### The request
Note each line of the listing that contains the string "process", and copy it.

Saved entries
---
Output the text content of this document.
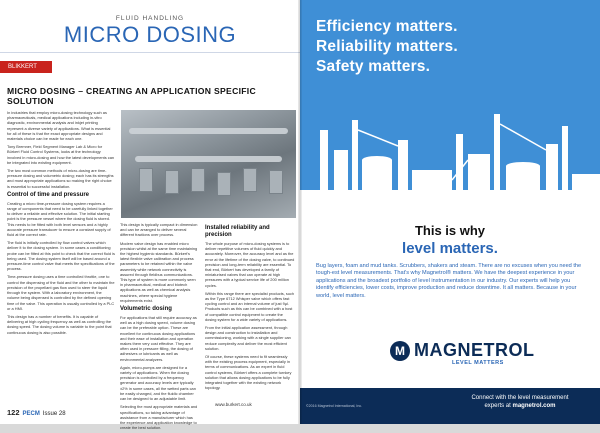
FLUID HANDLING
MICRO DOSING
BLIKKERT
MICRO DOSING – CREATING AN APPLICATION SPECIFIC SOLUTION

In industries that employ micro-dosing technology such as pharmaceuticals, medical applications including in-vitro diagnostic, environmental analysis and inkjet printing represent a diverse variety of applications. What is essential for all of these is that the exact appropriate designs and materials choice can be made for each one.

Tony Bremner, Field Segment Manager Lab & Micro for Bürkert Fluid Control Systems, looks at the technology involved in micro-dosing and how the latest developments can be integrated into existing equipment.

The two most common methods of micro-dosing are time-pressure dosing and volumetric dosing; each has its strengths and most appropriate applications so making the right choice is essential to successful installation.

Control of time and pressure

Creating a micro time-pressure dosing system requires a range of components that need to be carefully linked together to deliver a reliable and effective solution. The initial starting point is the pressure vessel where the dosing fluid is stored. This needs to be fitted with both level sensors and a highly accurate pressure transducer to ensure a constant supply of fluid at the correct rate.

The fluid is initially controlled by flow control valves which deliver it to the dosing system. In some cases a conditioning probe can be fitted at this point to check that the correct fluid is being used. The dosing system itself will be based around a pressure-time control valve that meets the specifications of the process.

Time-pressure dosing uses a time controlled throttle, one to control the dispensing of the fluid and the other to maintain the precision of the propellant gas flow used to steer the liquid through the system. With a laboratory environment, the volume being dispensed is controlled by the defined opening time of the valve. This operation is usually controlled by a PLC or a HMI.

This design has a number of benefits. It is capable of delivering at high cycling frequency as well as controlling the dosing speed. The dosing volume is variable to the point that continuous dosing is also possible.

This design is typically compact in dimension and can be arranged to deliver several different fractions over process.

Modern valve design has enabled micro precision whilst at the same time maintaining the highest hygienic standards. Bürkert's latest flexible valve calibration and process parameters to be retained within the valve assembly while network connectivity is assured through fieldbus communications. This type of system is more commonly seen in pharmaceutical, medical and biotech applications as well as chemical analysis machines, where special hygiene requirements exist.

Volumetric dosing

For applications that still require accuracy as well as a high dosing speed, volume dosing can be the preferable option. These are excellent for continuous dosing applications and their ease of installation and operation makes them very cost effective. They are often used in pressure filling, the dosing of adhesives or lubricants as well as environmental analyzers.

Again, micro-pumps are designed for a variety of applications. When the dosing precision is controlled by a frequency generator and accuracy levels are typically ±2% in some cases, all the wetted parts can be easily changed, and the fluidic chamber can be designed to an adjustable limit.

Selecting the most appropriate materials and specifications, so taking advantage of assistance from a manufacturer which has the experience and application knowledge to create the best solution.

Installed reliability and precision

The whole purpose of micro-dosing systems is to deliver repetitive volumes of fluid quickly and accurately. Moreover, the accuracy level and as the error at the lifetime of the dosing valve, to continued precision and long-term reliability are essential. To that end, Bürkert has developed a family of miniaturised valves that can operate at high pressures with a typical service life of 200 million cycles.

Within this range there are specialist products, such as the Type 6712 Whisper valve which offers fast cycling control and an internal volume of just 9µl. Products such as this can be combined with a host of compatible control equipment to create the dosing system for a wide variety of applications.

From the initial application assessment, through design and construction to installation and commissioning, working with a single supplier can reduce complexity and deliver the most efficient solution.

Of course, these systems need to fit seamlessly with the existing process equipment, especially in terms of communications. As an expert in fluid control systems, Bürkert offers a complete turnkey solution that allows dosing applications to be fully integrated together with the existing network topology.

www.burkert.co.uk
122 PECM Issue 28
Efficiency matters.
Reliability matters.
Safety matters.
This is why
level matters.
Bug layers, foam and mud tanks. Scrubbers, shakers and steam. There are no excuses when you need the tough-est level measurements. That's why Magnetrol® matters. We have the deepest experience in your applications and the broadest portfolio of level instrumentation in our industry. Our experts will help you identify efficiencies, lower costs, improve production and reduce downtime. It all matters. Because in your world, level matters.
M MAGNETROL
LEVEL MATTERS
©2016 Magnetrol International, Inc.
Connect with the level measurement
experts at magnetrol.com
---
### Exercise result
The fluid is initially controlled by flow control valves which deliver it to the dosing system. In some cases a conditioning probe can be fitted at this point to check that the correct fluid is being used. The dosing system itself will be based around a pressure-time control valve that meets the specifications of the process.
This design is typically compact in dimension and can be arranged to deliver several different fractions over process.
Modern valve design has enabled micro precision whilst at the same time maintaining the highest hygienic standards. Bürkert's latest flexible valve calibration and process parameters to be retained within the valve assembly while network connectivity is assured through fieldbus communications. This type of system is more commonly seen in pharmaceutical, medical and biotech applications as well as chemical analysis machines, where special hygiene requirements exist.
Of course, these systems need to fit seamlessly with the existing process equipment, especially in terms of communications. As an expert in fluid control systems, Bürkert offers a complete turnkey solution that allows dosing applications to be fully integrated together with the existing network topology.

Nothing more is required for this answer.